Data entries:

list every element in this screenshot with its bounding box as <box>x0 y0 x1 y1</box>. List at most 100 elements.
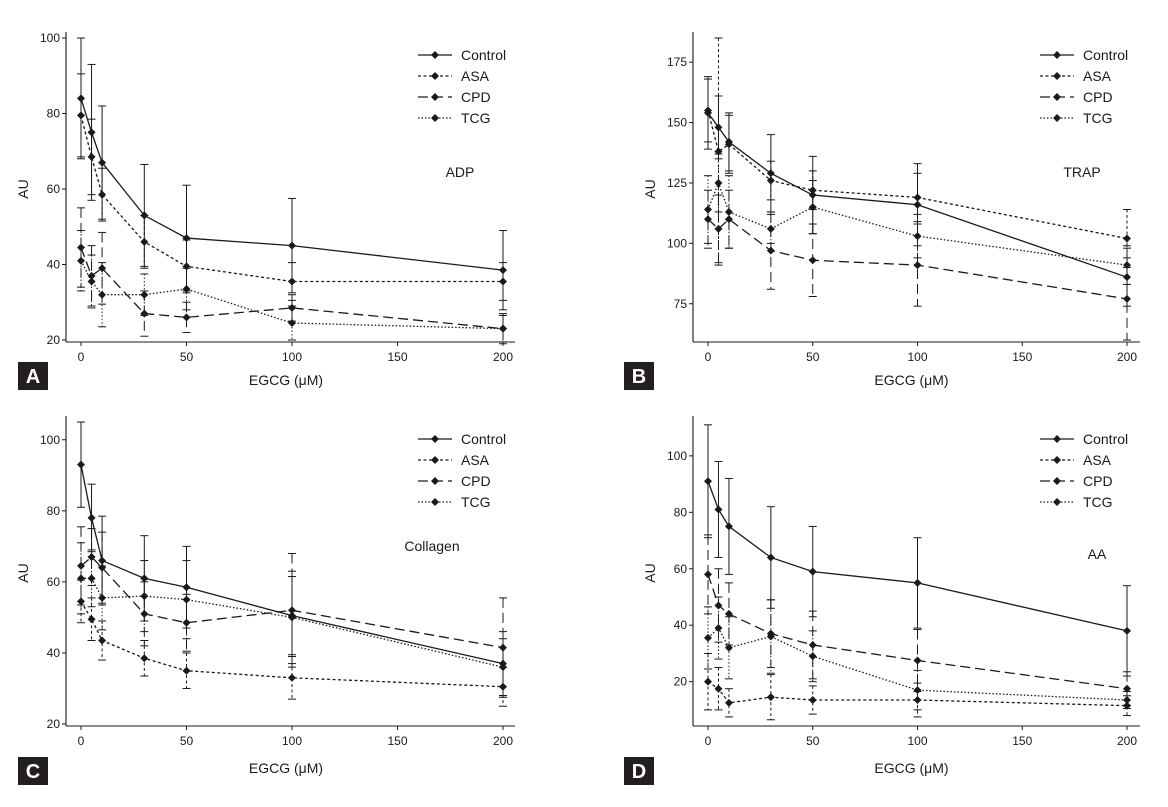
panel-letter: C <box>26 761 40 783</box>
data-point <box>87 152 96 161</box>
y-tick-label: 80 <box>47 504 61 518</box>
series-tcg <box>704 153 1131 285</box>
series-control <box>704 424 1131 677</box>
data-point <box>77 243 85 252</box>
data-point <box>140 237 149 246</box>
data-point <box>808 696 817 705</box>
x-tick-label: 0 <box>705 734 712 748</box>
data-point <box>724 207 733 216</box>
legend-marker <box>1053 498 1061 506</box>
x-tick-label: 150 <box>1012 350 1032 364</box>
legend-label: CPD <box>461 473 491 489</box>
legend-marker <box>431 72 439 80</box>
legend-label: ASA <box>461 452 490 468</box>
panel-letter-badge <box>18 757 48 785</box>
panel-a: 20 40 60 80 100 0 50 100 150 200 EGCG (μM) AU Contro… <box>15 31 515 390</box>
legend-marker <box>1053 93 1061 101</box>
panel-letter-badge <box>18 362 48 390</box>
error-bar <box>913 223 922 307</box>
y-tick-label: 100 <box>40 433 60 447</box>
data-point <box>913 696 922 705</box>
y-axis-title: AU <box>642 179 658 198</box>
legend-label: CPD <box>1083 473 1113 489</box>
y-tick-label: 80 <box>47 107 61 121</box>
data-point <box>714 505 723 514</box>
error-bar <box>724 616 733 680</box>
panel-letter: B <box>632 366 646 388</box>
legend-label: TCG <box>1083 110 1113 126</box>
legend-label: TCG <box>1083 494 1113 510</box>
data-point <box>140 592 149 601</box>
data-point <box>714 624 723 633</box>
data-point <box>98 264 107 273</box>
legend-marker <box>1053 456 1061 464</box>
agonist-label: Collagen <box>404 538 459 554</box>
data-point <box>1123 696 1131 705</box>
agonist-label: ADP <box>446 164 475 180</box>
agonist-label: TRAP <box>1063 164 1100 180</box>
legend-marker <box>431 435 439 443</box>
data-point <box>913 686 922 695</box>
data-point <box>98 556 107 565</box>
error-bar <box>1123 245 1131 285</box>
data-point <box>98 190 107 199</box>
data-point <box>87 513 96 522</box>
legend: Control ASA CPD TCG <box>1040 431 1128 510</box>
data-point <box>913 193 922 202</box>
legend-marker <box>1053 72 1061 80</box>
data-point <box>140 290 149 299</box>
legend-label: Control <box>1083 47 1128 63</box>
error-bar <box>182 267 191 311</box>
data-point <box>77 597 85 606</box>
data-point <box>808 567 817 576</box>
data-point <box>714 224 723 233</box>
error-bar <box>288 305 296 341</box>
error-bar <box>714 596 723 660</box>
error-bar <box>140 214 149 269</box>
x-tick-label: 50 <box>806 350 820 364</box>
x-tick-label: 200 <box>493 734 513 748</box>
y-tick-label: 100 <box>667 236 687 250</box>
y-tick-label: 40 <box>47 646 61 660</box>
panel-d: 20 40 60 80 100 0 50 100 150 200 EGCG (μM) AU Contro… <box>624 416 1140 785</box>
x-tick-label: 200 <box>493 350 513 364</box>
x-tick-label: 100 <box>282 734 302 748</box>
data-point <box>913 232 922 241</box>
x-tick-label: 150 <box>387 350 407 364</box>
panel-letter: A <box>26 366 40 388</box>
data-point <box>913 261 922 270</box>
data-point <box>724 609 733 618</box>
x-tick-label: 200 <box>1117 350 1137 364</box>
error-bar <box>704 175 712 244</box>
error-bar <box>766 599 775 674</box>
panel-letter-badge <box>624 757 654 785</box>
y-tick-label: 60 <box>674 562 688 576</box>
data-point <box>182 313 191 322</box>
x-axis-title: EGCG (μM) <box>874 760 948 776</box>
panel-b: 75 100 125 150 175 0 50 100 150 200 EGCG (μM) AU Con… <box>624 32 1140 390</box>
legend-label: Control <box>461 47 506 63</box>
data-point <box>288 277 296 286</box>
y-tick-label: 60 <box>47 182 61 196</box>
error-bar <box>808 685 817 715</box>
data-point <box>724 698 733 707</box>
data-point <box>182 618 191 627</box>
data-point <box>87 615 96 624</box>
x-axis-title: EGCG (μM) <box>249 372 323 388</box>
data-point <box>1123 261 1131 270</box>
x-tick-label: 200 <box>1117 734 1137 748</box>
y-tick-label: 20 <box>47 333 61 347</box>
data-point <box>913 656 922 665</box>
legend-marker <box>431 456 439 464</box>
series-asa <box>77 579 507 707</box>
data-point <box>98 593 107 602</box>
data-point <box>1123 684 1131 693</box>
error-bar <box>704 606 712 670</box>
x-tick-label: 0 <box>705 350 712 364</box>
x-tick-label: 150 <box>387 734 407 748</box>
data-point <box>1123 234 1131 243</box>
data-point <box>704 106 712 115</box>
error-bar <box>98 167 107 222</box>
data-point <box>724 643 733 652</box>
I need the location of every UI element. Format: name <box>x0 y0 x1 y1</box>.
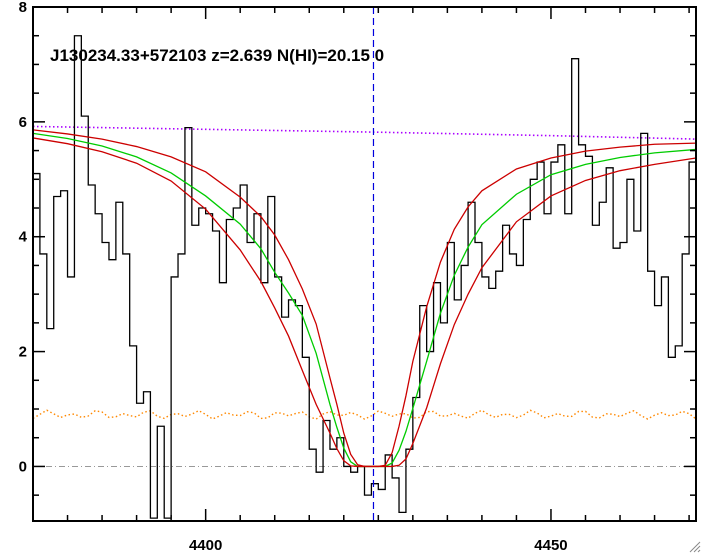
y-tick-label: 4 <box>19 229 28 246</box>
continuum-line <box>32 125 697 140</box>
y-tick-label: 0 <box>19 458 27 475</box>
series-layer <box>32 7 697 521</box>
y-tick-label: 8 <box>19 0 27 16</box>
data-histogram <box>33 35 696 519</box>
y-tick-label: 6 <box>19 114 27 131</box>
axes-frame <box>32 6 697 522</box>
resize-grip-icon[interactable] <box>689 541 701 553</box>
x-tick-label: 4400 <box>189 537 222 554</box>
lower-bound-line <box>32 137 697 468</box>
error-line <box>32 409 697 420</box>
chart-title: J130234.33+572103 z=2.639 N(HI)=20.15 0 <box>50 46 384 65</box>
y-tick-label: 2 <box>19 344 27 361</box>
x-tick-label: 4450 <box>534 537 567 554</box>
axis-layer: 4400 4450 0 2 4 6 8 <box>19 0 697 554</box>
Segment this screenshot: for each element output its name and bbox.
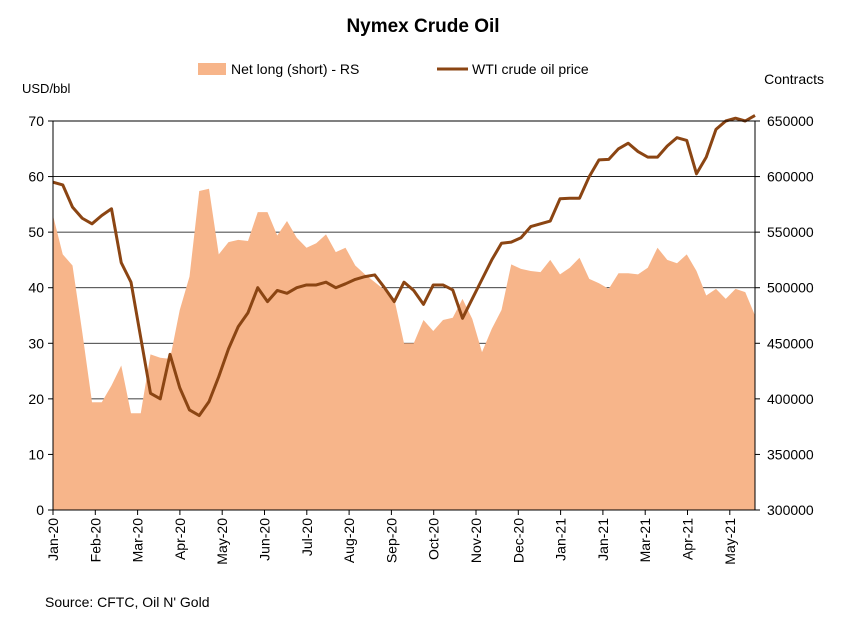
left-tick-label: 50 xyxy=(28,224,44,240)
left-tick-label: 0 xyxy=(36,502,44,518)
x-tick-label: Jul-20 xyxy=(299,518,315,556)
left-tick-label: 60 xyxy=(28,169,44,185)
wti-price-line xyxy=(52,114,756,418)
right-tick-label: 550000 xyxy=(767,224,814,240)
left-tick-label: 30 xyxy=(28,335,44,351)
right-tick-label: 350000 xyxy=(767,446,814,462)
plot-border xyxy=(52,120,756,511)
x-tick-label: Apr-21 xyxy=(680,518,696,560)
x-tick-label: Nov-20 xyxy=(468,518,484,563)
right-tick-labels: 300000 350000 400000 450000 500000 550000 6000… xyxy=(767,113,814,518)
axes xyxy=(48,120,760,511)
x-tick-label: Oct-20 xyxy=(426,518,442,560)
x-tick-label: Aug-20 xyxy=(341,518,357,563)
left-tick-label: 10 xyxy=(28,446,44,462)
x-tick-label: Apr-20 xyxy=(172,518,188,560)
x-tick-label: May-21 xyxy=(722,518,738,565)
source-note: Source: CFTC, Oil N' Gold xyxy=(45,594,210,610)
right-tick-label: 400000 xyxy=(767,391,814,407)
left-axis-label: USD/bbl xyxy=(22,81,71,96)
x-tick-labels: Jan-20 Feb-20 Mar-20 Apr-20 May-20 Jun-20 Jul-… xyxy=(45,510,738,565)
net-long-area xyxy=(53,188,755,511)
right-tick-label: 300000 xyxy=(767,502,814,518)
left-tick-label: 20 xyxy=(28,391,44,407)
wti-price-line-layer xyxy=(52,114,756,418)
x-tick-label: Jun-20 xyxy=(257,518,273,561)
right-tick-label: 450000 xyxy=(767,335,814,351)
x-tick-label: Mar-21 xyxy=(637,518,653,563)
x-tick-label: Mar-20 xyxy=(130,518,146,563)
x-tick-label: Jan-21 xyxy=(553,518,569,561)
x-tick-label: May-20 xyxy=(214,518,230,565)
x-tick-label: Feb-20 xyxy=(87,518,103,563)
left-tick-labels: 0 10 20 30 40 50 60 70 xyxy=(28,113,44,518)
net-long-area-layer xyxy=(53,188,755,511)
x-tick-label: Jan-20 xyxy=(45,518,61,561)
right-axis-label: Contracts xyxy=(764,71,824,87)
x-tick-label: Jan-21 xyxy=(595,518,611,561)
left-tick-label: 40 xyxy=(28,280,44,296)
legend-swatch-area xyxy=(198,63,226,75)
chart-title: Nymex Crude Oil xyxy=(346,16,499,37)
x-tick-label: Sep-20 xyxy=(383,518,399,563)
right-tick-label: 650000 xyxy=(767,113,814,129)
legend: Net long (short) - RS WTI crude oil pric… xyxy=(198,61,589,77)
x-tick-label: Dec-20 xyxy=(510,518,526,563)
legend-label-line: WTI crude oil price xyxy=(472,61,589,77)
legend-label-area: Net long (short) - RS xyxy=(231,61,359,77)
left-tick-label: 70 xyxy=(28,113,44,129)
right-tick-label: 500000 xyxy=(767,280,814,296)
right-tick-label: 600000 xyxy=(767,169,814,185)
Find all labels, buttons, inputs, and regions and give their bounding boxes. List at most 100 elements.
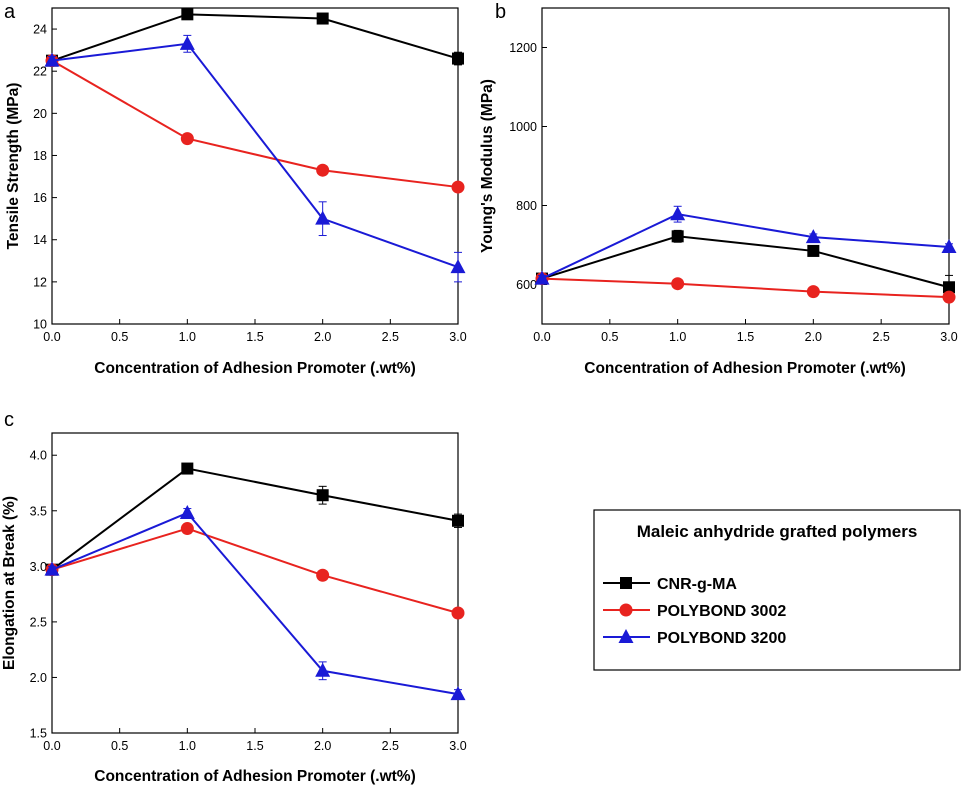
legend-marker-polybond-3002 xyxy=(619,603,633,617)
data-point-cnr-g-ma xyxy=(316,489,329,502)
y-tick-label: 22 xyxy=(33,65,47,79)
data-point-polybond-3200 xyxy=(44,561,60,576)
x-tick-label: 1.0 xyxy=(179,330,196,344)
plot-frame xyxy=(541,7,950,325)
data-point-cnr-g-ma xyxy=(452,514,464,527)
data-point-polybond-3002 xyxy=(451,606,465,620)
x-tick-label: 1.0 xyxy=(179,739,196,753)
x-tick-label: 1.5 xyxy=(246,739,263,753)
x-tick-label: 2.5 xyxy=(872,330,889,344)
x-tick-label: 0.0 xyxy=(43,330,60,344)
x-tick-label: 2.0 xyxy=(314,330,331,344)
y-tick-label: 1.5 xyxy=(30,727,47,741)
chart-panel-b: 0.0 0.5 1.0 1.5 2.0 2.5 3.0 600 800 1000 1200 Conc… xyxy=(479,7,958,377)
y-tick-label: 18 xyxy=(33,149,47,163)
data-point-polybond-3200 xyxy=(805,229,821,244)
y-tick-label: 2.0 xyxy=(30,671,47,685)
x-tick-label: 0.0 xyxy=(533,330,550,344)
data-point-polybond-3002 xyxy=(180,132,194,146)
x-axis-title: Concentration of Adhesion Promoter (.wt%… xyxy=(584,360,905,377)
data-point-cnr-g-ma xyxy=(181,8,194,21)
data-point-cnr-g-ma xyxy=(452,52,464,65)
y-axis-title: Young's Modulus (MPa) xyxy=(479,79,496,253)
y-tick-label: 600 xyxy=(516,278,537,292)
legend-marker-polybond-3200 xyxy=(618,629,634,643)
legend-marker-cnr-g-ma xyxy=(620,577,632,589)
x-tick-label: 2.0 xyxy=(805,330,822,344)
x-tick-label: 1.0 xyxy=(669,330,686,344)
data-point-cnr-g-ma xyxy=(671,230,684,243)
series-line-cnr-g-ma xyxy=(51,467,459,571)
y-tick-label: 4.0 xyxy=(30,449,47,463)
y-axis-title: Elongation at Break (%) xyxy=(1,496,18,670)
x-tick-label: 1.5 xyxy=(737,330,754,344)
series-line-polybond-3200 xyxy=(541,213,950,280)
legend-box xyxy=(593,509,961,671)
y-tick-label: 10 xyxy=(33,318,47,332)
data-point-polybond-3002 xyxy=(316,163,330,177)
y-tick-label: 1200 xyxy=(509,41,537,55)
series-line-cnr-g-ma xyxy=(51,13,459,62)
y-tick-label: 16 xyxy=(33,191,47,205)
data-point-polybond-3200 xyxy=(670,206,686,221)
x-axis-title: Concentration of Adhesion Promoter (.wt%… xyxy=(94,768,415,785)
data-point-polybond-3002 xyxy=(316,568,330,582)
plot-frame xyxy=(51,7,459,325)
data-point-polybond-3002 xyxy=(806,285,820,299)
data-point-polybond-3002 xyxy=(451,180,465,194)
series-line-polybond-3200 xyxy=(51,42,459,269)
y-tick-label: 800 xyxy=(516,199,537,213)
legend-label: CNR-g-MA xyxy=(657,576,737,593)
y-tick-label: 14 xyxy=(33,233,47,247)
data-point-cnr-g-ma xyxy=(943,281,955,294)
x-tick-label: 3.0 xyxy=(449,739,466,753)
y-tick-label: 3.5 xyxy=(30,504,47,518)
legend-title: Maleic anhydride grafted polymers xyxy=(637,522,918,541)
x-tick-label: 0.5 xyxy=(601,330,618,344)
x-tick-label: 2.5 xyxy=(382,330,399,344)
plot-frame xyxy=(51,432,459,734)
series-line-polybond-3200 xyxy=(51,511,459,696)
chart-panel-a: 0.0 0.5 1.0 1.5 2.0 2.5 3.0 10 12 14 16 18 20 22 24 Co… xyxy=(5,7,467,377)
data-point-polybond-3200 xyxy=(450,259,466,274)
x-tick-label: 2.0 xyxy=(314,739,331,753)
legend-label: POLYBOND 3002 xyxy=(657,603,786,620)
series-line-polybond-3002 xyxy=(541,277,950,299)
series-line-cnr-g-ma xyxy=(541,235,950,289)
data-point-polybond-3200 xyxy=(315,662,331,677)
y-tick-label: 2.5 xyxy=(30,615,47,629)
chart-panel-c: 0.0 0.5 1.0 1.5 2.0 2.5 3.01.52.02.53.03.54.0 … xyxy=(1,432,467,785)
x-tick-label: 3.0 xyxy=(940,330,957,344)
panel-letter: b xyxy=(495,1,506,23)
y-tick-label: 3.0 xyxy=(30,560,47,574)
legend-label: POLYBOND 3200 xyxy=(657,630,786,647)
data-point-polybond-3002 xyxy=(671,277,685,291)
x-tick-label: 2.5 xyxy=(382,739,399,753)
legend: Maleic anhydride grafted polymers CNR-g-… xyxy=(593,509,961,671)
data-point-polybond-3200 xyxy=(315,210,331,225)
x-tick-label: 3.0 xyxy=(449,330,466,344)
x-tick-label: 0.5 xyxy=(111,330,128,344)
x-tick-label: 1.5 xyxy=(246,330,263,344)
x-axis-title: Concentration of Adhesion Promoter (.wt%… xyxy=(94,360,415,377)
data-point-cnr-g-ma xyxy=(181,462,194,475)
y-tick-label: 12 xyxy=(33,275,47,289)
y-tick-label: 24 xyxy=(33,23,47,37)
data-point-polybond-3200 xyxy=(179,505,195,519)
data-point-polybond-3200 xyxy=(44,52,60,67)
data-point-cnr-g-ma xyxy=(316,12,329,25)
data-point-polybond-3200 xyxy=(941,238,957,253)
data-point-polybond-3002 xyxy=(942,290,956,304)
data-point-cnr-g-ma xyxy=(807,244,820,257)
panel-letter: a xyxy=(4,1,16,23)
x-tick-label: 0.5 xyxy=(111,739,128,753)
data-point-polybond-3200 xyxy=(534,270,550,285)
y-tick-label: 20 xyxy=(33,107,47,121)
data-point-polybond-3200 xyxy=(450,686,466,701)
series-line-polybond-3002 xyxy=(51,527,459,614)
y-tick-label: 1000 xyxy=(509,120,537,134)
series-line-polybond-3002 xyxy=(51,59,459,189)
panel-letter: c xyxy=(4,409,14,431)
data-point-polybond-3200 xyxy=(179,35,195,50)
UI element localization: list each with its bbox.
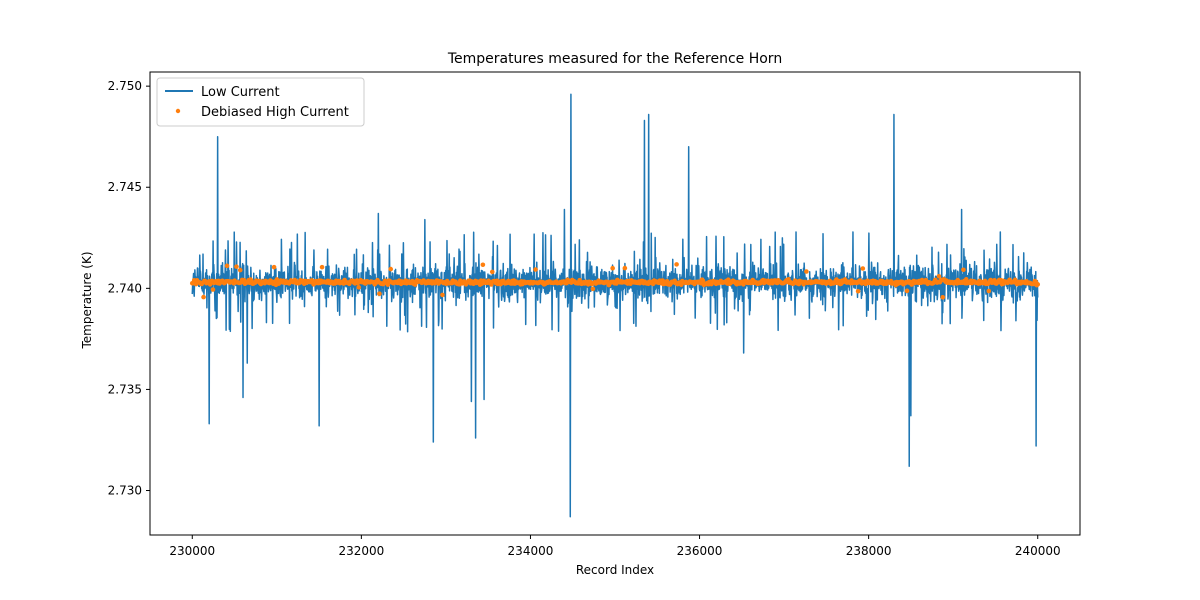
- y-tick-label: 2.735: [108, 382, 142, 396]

What you are asked to do —
Give the lines starting at the one containing "legend-marker-polybond-3002 xyxy=(619,603,633,617)" and ending at the one containing "Promoter (.wt%… xyxy=(584,360,905,377)", both included, as a JSON list of strings with one string per line and no blank lines.

Response to this task —
[
  "legend-marker-polybond-3002 xyxy=(619,603,633,617)",
  "data-point-cnr-g-ma xyxy=(316,489,329,502)",
  "y-tick-label: 22 xyxy=(33,65,47,79)",
  "data-point-polybond-3200 xyxy=(44,561,60,576)",
  "x-tick-label: 1.0 xyxy=(179,330,196,344)",
  "plot-frame xyxy=(541,7,950,325)",
  "data-point-cnr-g-ma xyxy=(452,514,464,527)",
  "data-point-polybond-3002 xyxy=(451,606,465,620)",
  "x-tick-label: 1.0 xyxy=(179,739,196,753)",
  "x-tick-label: 1.5 xyxy=(246,739,263,753)",
  "x-tick-label: 2.5 xyxy=(872,330,889,344)",
  "x-tick-label: 0.0 xyxy=(43,330,60,344)",
  "x-tick-label: 2.0 xyxy=(314,330,331,344)",
  "y-tick-label: 1.5 xyxy=(30,727,47,741)",
  "chart-panel-b: 0.0 0.5 1.0 1.5 2.0 2.5 3.0 600 800 1000 1200 Conc… xyxy=(479,7,958,377)",
  "y-tick-label: 18 xyxy=(33,149,47,163)",
  "data-point-polybond-3200 xyxy=(805,229,821,244)",
  "y-tick-label: 2.0 xyxy=(30,671,47,685)",
  "x-tick-label: 0.0 xyxy=(533,330,550,344)",
  "data-point-polybond-3002 xyxy=(180,132,194,146)",
  "x-axis-title: Concentration of Adhesion Promoter (.wt%… xyxy=(584,360,905,377)"
]